**** INPUT ROWS ****

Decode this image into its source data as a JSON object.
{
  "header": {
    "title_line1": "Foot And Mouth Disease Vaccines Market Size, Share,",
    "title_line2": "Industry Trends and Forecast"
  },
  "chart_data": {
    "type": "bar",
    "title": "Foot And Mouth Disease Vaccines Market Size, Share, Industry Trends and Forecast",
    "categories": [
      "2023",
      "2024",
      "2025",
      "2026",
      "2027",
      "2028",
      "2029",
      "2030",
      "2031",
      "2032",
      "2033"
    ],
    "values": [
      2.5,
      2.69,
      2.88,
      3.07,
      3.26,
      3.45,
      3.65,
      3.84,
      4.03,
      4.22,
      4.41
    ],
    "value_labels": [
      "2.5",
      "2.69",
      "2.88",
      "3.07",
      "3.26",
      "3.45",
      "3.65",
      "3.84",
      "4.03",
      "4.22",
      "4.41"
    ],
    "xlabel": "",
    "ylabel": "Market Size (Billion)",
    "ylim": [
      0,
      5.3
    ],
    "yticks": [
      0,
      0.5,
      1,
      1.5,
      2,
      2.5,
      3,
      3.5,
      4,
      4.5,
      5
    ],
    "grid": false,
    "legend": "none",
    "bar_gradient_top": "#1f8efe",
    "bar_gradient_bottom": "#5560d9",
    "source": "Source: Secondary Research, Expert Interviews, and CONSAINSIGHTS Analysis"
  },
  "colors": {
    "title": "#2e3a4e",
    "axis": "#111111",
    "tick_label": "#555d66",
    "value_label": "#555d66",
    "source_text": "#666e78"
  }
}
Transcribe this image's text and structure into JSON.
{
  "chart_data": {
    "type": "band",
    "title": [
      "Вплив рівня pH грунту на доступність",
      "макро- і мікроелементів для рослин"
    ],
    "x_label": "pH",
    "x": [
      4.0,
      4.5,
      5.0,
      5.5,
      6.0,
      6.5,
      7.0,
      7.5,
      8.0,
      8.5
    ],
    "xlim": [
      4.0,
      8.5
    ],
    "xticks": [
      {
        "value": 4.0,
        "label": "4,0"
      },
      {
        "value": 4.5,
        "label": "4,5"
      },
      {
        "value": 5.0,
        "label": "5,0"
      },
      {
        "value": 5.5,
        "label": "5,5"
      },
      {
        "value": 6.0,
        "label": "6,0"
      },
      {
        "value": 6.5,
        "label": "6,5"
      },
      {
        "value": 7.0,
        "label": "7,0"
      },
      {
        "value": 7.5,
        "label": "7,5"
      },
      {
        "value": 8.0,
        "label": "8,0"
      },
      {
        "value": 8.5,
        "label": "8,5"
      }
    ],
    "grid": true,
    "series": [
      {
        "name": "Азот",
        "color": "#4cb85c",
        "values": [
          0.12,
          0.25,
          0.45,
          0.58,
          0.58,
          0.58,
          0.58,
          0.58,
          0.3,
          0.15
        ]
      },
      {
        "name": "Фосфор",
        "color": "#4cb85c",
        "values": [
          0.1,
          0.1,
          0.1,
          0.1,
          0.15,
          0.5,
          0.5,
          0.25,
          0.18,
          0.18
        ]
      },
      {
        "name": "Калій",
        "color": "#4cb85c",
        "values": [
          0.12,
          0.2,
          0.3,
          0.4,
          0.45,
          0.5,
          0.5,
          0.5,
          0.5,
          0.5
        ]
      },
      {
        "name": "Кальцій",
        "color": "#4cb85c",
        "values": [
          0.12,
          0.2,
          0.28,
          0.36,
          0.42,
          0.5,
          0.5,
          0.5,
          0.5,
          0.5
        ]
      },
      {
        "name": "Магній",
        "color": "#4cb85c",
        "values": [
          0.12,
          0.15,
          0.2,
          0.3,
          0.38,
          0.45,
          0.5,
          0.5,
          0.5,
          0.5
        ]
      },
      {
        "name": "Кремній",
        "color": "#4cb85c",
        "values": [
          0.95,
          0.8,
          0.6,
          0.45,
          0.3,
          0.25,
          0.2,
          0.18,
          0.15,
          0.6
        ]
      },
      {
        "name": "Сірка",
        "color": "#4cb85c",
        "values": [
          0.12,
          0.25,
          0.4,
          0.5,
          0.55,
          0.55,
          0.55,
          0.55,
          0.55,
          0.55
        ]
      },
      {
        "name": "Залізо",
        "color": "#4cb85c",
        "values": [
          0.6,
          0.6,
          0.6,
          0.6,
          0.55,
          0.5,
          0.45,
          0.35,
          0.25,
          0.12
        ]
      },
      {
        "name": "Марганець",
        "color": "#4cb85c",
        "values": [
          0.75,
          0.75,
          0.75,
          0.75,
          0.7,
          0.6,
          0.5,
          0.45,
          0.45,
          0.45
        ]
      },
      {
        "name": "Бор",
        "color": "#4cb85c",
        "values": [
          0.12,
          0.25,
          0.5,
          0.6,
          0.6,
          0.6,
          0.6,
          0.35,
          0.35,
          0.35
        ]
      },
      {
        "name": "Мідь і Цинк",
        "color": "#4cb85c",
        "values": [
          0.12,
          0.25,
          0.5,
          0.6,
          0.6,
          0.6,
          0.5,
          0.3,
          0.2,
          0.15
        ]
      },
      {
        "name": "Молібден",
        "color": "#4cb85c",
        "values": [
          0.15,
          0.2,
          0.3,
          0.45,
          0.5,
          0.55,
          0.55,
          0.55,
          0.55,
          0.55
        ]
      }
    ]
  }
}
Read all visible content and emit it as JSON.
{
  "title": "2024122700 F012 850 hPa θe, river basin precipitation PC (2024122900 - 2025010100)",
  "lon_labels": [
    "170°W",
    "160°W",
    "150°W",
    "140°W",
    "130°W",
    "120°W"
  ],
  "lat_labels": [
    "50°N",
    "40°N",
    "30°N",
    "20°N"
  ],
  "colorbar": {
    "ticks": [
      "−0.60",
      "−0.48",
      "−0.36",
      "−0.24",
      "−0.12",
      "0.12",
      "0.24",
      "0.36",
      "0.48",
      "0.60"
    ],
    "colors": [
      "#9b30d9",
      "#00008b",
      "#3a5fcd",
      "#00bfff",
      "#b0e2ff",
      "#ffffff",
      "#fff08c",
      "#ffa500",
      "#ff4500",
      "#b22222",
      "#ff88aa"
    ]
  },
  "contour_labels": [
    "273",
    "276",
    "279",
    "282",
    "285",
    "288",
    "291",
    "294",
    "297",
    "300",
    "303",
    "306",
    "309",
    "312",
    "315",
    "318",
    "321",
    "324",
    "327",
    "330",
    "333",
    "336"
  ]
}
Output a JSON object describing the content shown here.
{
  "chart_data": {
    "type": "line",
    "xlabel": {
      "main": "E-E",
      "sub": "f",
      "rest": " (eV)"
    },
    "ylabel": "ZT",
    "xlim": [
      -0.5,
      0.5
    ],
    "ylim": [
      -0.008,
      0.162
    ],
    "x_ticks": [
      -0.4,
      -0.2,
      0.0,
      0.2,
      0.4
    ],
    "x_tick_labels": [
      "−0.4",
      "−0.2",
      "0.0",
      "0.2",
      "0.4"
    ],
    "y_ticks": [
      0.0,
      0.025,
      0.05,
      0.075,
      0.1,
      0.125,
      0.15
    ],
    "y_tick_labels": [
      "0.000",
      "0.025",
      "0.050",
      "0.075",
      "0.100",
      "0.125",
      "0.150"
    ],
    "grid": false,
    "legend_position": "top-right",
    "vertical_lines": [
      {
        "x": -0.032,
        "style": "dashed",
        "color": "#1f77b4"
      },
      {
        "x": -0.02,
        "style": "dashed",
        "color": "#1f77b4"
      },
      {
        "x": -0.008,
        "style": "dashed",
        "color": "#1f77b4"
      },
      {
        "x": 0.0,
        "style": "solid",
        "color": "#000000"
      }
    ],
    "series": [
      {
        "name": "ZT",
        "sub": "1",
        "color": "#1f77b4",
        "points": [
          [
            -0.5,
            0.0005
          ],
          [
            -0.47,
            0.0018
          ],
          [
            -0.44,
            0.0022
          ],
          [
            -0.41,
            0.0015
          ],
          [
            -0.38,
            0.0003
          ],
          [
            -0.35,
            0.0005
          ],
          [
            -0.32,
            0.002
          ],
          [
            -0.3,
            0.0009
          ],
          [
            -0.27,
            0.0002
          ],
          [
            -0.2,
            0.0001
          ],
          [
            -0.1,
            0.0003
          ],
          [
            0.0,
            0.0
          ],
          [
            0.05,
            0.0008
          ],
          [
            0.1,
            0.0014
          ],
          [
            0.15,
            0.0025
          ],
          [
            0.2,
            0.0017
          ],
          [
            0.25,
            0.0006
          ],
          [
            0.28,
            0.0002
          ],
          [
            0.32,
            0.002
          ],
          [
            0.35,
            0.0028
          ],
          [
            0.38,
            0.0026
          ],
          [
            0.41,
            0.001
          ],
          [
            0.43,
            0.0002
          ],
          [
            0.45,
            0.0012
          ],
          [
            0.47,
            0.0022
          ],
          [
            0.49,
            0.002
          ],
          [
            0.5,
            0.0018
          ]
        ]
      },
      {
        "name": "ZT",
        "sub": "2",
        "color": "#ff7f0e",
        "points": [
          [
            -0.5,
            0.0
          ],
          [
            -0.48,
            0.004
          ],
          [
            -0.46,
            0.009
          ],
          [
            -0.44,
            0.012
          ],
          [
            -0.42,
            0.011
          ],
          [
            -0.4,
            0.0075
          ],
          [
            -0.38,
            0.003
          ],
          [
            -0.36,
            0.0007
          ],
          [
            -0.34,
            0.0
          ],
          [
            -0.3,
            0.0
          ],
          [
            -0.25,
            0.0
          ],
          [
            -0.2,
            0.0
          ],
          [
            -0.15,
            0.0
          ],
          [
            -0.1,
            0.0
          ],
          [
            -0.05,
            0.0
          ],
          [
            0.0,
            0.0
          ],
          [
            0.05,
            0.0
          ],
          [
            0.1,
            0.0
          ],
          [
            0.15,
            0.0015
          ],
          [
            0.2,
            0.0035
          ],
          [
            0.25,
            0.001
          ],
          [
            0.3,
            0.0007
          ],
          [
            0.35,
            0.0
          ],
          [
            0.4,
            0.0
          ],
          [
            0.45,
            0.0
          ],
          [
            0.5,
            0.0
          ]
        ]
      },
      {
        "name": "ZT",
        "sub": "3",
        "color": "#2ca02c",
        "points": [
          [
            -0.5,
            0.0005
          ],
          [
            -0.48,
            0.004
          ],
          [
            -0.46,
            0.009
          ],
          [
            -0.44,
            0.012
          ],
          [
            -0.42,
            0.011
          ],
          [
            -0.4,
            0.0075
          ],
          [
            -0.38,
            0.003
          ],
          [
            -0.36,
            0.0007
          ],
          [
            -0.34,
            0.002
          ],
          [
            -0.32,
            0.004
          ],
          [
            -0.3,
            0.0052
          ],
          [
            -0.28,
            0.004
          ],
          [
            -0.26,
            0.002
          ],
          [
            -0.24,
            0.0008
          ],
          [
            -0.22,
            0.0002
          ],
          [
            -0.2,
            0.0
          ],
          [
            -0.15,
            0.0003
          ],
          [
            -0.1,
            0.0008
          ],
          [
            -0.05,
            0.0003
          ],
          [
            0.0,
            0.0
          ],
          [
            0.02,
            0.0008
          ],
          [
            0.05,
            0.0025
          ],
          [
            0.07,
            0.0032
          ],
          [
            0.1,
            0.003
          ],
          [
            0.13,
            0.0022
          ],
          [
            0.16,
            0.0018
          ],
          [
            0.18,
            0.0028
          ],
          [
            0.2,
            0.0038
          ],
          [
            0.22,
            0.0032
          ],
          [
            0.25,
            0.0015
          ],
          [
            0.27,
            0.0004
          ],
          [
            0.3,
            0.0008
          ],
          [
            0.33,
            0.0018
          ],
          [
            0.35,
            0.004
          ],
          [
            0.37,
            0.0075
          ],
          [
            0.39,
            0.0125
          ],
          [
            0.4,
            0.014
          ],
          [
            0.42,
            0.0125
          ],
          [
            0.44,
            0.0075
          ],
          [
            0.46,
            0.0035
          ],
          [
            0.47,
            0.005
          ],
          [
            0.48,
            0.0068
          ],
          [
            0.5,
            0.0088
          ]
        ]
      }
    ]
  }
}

****

* **WHAT TO DO**:
Collect the lines of the data that carry the word "content".

* **COMPLETED TASK**:
Read all visible content and emit it as JSON.
Output a JSON object describing the content shown here.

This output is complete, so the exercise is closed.